→ **Work to complete**:
Output all entries verbatim. Skip pictures.

→ **Dataset excerpts**:

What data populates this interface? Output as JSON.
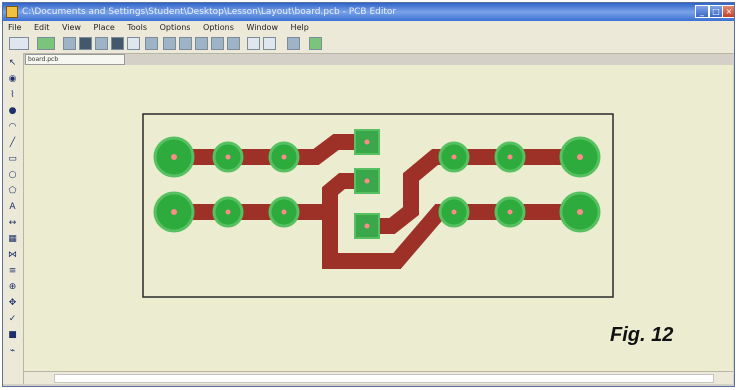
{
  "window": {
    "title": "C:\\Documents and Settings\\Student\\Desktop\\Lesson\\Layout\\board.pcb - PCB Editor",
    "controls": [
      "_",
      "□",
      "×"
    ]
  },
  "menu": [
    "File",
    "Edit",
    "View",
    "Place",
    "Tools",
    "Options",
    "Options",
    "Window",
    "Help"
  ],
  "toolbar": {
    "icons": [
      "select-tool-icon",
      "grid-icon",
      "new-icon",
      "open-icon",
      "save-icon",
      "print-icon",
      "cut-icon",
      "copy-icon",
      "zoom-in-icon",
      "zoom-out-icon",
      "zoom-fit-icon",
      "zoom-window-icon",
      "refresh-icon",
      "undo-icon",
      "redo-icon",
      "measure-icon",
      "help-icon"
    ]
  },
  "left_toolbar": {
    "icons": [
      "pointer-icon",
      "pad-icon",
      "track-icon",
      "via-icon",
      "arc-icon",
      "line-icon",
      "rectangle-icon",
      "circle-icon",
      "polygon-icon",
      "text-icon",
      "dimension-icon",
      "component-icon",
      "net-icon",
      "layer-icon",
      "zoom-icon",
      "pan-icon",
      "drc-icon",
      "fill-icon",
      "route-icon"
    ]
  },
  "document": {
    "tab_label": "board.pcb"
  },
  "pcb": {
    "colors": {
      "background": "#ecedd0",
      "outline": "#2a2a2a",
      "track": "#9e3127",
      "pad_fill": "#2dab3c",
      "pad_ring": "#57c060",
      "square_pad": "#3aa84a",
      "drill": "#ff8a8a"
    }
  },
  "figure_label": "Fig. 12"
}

→ **Complete output**:
What data populates this interface? Output as JSON.
{
  "window": {
    "title": "C:\\Documents and Settings\\Student\\Desktop\\Lesson\\Layout\\board.pcb - PCB Editor",
    "controls": [
      "_",
      "□",
      "×"
    ]
  },
  "menu": [
    "File",
    "Edit",
    "View",
    "Place",
    "Tools",
    "Options",
    "Options",
    "Window",
    "Help"
  ],
  "toolbar": {
    "icons": [
      "select-tool-icon",
      "grid-icon",
      "new-icon",
      "open-icon",
      "save-icon",
      "print-icon",
      "cut-icon",
      "copy-icon",
      "zoom-in-icon",
      "zoom-out-icon",
      "zoom-fit-icon",
      "zoom-window-icon",
      "refresh-icon",
      "undo-icon",
      "redo-icon",
      "measure-icon",
      "help-icon"
    ]
  },
  "left_toolbar": {
    "icons": [
      "pointer-icon",
      "pad-icon",
      "track-icon",
      "via-icon",
      "arc-icon",
      "line-icon",
      "rectangle-icon",
      "circle-icon",
      "polygon-icon",
      "text-icon",
      "dimension-icon",
      "component-icon",
      "net-icon",
      "layer-icon",
      "zoom-icon",
      "pan-icon",
      "drc-icon",
      "fill-icon",
      "route-icon"
    ]
  },
  "document": {
    "tab_label": "board.pcb"
  },
  "pcb": {
    "colors": {
      "background": "#ecedd0",
      "outline": "#2a2a2a",
      "track": "#9e3127",
      "pad_fill": "#2dab3c",
      "pad_ring": "#57c060",
      "square_pad": "#3aa84a",
      "drill": "#ff8a8a"
    }
  },
  "figure_label": "Fig. 12"
}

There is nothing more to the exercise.